> Material supplied
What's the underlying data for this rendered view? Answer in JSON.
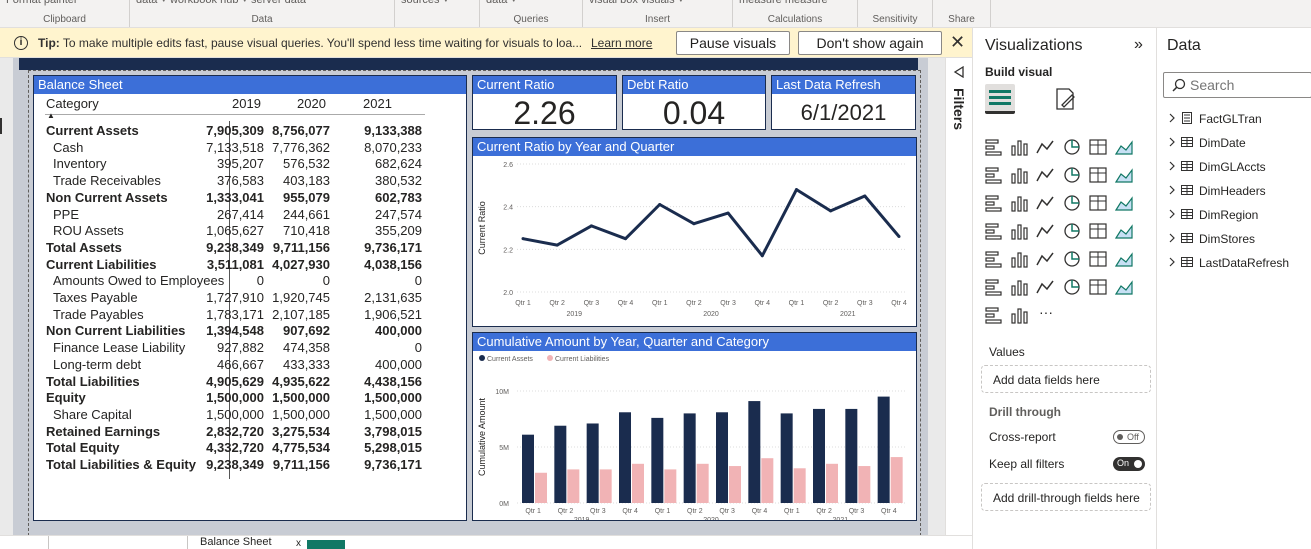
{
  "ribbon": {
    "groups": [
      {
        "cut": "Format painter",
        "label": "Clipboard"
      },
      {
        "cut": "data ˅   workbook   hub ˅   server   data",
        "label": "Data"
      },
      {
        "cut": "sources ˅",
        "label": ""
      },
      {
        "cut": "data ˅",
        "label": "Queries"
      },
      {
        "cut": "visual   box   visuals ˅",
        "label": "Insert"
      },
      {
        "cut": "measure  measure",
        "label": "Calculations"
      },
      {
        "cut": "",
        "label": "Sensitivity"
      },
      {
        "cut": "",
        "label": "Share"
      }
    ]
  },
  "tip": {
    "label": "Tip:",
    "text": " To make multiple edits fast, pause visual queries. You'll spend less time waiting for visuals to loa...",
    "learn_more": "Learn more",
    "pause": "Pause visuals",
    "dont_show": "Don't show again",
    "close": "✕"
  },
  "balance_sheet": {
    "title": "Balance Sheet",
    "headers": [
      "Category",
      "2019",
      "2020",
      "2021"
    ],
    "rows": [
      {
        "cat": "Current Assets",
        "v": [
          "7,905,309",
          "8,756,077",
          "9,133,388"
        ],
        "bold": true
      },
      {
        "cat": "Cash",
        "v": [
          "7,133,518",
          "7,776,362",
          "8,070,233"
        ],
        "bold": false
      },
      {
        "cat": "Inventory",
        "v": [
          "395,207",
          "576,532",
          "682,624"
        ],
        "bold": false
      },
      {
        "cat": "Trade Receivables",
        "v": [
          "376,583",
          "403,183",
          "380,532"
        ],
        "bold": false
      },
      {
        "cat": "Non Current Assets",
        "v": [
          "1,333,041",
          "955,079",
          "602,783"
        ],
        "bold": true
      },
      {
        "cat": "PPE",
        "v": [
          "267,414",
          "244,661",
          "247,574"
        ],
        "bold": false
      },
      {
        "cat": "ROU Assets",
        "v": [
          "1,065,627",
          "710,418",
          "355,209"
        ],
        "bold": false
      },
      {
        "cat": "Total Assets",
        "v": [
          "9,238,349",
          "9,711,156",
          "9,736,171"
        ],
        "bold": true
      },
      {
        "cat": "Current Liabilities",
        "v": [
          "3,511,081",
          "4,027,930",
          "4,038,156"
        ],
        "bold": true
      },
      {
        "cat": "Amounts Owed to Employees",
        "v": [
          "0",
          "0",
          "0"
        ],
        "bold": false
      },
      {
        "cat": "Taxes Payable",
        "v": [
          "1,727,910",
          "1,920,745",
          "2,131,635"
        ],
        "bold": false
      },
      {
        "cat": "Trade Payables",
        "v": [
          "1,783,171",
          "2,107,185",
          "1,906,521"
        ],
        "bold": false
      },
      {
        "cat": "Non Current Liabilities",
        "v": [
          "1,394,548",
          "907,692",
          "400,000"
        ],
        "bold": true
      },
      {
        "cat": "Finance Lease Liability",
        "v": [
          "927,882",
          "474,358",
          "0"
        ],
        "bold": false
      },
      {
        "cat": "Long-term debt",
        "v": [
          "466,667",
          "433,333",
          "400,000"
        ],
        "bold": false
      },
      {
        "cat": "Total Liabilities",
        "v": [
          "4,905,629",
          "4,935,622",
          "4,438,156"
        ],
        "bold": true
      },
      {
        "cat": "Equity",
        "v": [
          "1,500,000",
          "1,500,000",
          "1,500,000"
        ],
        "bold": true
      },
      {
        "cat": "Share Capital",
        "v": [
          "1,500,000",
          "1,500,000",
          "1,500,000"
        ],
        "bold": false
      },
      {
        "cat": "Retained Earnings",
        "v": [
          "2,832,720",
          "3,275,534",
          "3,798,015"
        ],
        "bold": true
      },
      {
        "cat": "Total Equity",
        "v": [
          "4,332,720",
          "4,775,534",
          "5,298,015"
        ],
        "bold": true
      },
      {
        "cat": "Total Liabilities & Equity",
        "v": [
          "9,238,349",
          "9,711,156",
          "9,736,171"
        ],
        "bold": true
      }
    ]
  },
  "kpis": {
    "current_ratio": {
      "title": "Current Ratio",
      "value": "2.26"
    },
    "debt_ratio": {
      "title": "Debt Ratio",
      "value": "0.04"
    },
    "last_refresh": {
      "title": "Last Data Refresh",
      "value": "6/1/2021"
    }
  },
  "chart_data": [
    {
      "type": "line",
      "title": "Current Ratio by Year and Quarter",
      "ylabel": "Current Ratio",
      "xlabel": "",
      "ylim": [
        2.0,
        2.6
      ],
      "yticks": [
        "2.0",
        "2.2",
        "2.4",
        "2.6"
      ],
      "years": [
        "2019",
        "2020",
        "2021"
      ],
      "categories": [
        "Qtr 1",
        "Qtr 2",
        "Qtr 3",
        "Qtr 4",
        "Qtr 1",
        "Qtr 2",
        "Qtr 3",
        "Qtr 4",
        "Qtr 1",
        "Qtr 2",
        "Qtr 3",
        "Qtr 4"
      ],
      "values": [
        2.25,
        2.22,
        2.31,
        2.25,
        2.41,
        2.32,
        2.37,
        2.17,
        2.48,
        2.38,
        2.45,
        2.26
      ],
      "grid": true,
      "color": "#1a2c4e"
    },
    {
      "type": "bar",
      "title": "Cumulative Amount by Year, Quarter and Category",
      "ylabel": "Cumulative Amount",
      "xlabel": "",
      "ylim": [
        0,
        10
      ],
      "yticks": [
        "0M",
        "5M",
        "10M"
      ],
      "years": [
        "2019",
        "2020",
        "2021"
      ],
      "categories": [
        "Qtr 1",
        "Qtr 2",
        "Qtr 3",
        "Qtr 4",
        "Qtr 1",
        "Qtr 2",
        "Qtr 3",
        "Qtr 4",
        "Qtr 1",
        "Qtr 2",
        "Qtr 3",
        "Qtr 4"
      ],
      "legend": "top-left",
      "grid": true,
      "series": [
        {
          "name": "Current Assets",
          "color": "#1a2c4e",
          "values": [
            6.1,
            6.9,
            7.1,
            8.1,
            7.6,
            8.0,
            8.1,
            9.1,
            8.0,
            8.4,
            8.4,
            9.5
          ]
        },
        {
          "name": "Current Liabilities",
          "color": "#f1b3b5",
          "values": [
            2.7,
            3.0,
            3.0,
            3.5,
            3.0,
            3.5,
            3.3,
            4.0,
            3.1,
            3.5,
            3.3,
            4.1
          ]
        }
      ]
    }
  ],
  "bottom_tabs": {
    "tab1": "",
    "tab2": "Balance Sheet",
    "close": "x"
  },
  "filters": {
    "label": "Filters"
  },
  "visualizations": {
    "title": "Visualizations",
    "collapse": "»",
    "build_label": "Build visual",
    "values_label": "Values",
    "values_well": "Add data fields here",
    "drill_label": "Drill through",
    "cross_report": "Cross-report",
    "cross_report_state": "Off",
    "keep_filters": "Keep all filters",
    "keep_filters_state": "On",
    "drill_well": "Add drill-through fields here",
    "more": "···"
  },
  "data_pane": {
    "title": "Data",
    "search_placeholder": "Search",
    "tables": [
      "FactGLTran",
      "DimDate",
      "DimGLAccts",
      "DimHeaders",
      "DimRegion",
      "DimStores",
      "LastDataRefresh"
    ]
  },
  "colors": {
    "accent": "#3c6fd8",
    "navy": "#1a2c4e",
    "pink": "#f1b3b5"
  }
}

* * *

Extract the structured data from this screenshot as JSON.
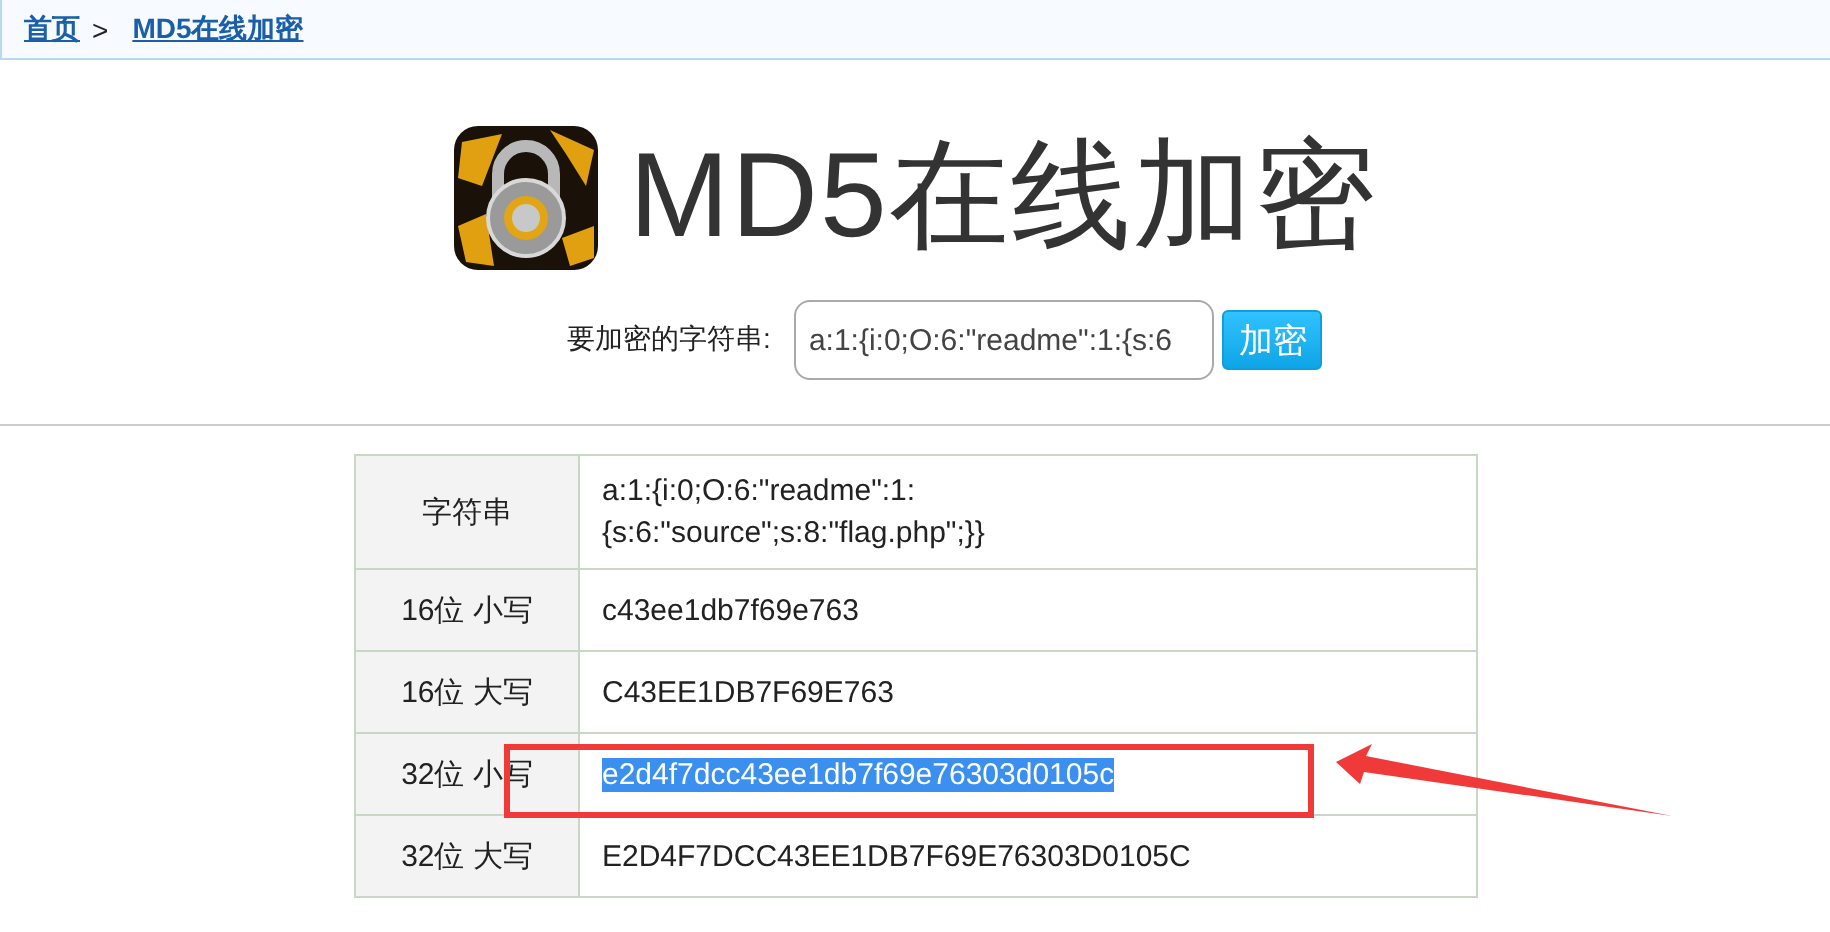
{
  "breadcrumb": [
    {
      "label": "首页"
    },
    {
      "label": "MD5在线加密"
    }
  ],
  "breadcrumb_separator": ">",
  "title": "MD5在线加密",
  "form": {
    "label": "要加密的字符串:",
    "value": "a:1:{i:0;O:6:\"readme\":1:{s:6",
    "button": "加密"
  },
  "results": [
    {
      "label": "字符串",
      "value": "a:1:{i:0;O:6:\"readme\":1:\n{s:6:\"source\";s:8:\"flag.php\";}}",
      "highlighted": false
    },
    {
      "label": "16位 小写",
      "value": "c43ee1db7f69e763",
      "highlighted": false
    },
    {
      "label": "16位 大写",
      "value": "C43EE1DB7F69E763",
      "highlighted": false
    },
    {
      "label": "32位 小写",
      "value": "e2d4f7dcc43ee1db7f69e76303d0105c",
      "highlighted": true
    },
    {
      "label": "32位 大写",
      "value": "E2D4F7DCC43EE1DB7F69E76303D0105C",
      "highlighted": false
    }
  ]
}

...

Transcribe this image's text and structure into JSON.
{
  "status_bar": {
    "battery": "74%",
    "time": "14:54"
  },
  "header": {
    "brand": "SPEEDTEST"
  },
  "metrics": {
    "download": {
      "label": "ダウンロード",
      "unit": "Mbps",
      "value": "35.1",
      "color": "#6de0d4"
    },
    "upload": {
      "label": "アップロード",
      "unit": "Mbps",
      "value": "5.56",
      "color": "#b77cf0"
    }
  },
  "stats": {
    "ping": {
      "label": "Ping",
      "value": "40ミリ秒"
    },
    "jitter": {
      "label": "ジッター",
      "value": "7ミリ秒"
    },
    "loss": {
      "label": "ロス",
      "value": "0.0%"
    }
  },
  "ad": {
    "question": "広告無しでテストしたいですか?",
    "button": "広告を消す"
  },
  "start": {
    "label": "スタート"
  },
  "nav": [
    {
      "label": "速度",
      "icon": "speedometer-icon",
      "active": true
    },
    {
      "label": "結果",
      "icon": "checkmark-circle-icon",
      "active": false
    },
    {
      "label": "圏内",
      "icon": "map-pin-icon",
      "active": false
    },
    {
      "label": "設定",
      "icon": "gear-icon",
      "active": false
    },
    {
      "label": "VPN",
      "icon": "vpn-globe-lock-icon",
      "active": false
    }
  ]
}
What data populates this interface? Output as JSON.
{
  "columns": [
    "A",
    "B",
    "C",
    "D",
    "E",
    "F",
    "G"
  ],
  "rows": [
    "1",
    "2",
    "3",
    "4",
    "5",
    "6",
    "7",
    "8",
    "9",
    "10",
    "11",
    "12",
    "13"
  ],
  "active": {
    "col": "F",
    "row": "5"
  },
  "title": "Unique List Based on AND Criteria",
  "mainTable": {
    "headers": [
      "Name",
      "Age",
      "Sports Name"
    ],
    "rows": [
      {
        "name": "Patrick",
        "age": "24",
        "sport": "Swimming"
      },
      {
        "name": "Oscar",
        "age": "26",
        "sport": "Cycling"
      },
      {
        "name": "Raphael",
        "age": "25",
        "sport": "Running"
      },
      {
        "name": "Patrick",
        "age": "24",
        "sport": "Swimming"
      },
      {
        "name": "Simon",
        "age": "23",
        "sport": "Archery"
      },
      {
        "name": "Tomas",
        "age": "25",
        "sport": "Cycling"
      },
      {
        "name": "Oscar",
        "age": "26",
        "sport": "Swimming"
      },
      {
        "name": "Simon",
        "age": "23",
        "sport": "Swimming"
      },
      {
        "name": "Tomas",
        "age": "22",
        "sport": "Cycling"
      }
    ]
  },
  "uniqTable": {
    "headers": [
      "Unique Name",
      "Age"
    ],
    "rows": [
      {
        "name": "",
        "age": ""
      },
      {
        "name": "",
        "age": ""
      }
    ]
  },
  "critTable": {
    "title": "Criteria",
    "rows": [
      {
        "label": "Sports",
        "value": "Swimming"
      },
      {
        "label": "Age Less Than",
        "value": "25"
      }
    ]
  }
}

> Objective
All lines above with "this" in them should be returned.

> Task solution
What's the underlying data for this rendered view? Answer in JSON.
Extract the structured data from this screenshot as JSON.
Transcribe this image's text and structure into JSON.
What data populates this interface? Output as JSON.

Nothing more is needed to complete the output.